▶ _Üretilecek Çıktı_: Aşağıda yer alan metni baştan sona, hiçbir değişiklik yapmadan alıntılayınız.

── Metin

Görev Beni Çağırıyor... Seni de...

11 Haziran 2009 Perşembe

Ordan, burdan, şurdan, benden....


Kafamda dağınık duran düşünceleri yazayımda toparlansın biraz. Yazdıktan sonra düşüncelerim daha anlamlı hale geliyor, yazıma yol gösteren doğru yorumlarda geldiği zaman yap-boz misali her parça yerine oturuyor.
Yüksek okul mezunu benim yaşıtım aynı zamanda komşum olan arkadaşım boşanmış çocuklu bir adamla kaçtı üç hafta önce. Kaçmadan bir iki hafta önce bir kaç kişi onun kocaya kaçtığını duymuş, işin aslının olup olmadığını bana sorduğunda " yok daha neler, ne kaçması, öyle birşey olsa haberim olurdu" diye yanıtlamıştım. Olay olmadan çok önce olayın olduğunu duyan bu insanları tebrik etmek gerek!!! Meğersem dedikodu kazanı olanları hissetmiş, kazanı kaynatmış, kızın kaçacağını geleceğe gidip görmüş, kırk kere "kaçtı" dediklerinden de kızı kaçırmışlardı. Arkadaşım boşanmış çocuklu bir adamın kendisine evlilik teklif ettiğini söylüyordu ama olayın buralara varacağını tahmin edemezdim. Buraların kızlarının kocaya kaçması meşhurdur. Ne hikayeler var....

────
── Sağlanan Malzeme

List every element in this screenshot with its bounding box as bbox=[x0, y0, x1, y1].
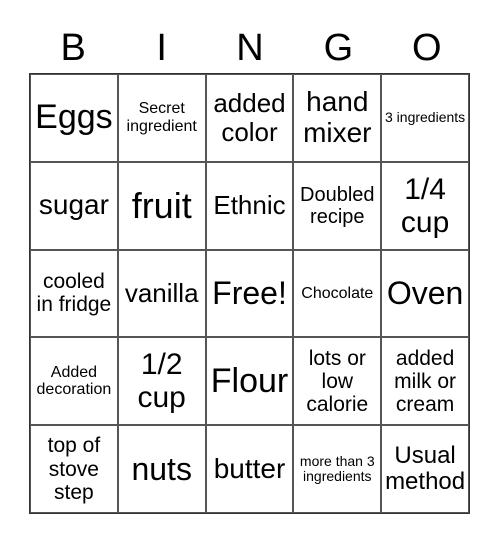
bingo-cell: Usual method bbox=[381, 425, 469, 513]
bingo-cell: 1/4 cup bbox=[381, 161, 469, 250]
bingo-cell: Secret ingredient bbox=[117, 74, 206, 162]
bingo-cell: Added decoration bbox=[30, 337, 118, 426]
bingo-cell: 3 ingredients bbox=[381, 74, 469, 162]
header-letter-o: O bbox=[412, 27, 442, 69]
bingo-cell: lots or low calorie bbox=[293, 337, 382, 426]
header-letter-b: B bbox=[60, 27, 86, 69]
bingo-cell: Flour bbox=[205, 337, 294, 426]
bingo-cell: Free! bbox=[205, 249, 294, 338]
bingo-cell: Ethnic bbox=[205, 161, 294, 250]
bingo-header: B I N G O bbox=[29, 24, 471, 72]
bingo-cell: butter bbox=[205, 425, 294, 513]
bingo-cell: sugar bbox=[30, 161, 118, 250]
bingo-cell: cooled in fridge bbox=[30, 249, 118, 338]
bingo-cell: top of stove step bbox=[30, 425, 118, 513]
header-letter-i: I bbox=[156, 27, 167, 69]
bingo-grid: Eggs Secret ingredient added color hand mix… bbox=[29, 73, 470, 514]
bingo-cell: hand mixer bbox=[293, 74, 382, 162]
bingo-cell: Eggs bbox=[30, 74, 118, 162]
bingo-cell: Doubled recipe bbox=[293, 161, 382, 250]
bingo-cell: added color bbox=[205, 74, 294, 162]
header-letter-g: G bbox=[323, 27, 354, 69]
header-letter-n: N bbox=[236, 27, 264, 69]
bingo-cell: nuts bbox=[117, 425, 206, 513]
bingo-cell: fruit bbox=[117, 161, 206, 250]
bingo-cell: Chocolate bbox=[293, 249, 382, 338]
bingo-cell: more than 3 ingredients bbox=[293, 425, 382, 513]
bingo-cell: Oven bbox=[381, 249, 469, 338]
bingo-cell: added milk or cream bbox=[381, 337, 469, 426]
bingo-cell: vanilla bbox=[117, 249, 206, 338]
bingo-cell: 1/2 cup bbox=[117, 337, 206, 426]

────

▶ _Tamamlanmış Alıştırma_:
Görev Beni Çağırıyor... Seni de...

11 Haziran 2009 Perşembe

Ordan, burdan, şurdan, benden....


Kafamda dağınık duran düşünceleri yazayımda toparlansın biraz. Yazdıktan sonra düşüncelerim daha anlamlı hale geliyor, yazıma yol gösteren doğru yorumlarda geldiği zaman yap-boz misali her parça yerine oturuyor.
Yüksek okul mezunu benim yaşıtım aynı zamanda komşum olan arkadaşım boşanmış çocuklu bir adamla kaçtı üç hafta önce. Kaçmadan bir iki hafta önce bir kaç kişi onun kocaya kaçtığını duymuş, işin aslının olup olmadığını bana sorduğunda " yok daha neler, ne kaçması, öyle birşey olsa haberim olurdu" diye yanıtlamıştım. Olay olmadan çok önce olayın olduğunu duyan bu insanları tebrik etmek gerek!!! Meğersem dedikodu kazanı olanları hissetmiş, kazanı kaynatmış, kızın kaçacağını geleceğe gidip görmüş, kırk kere "kaçtı" dediklerinden de kızı kaçırmışlardı. Arkadaşım boşanmış çocuklu bir adamın kendisine evlilik teklif ettiğini söylüyordu ama olayın buralara varacağını tahmin edemezdim. Buraların kızlarının kocaya kaçması meşhurdur. Ne hikayeler var....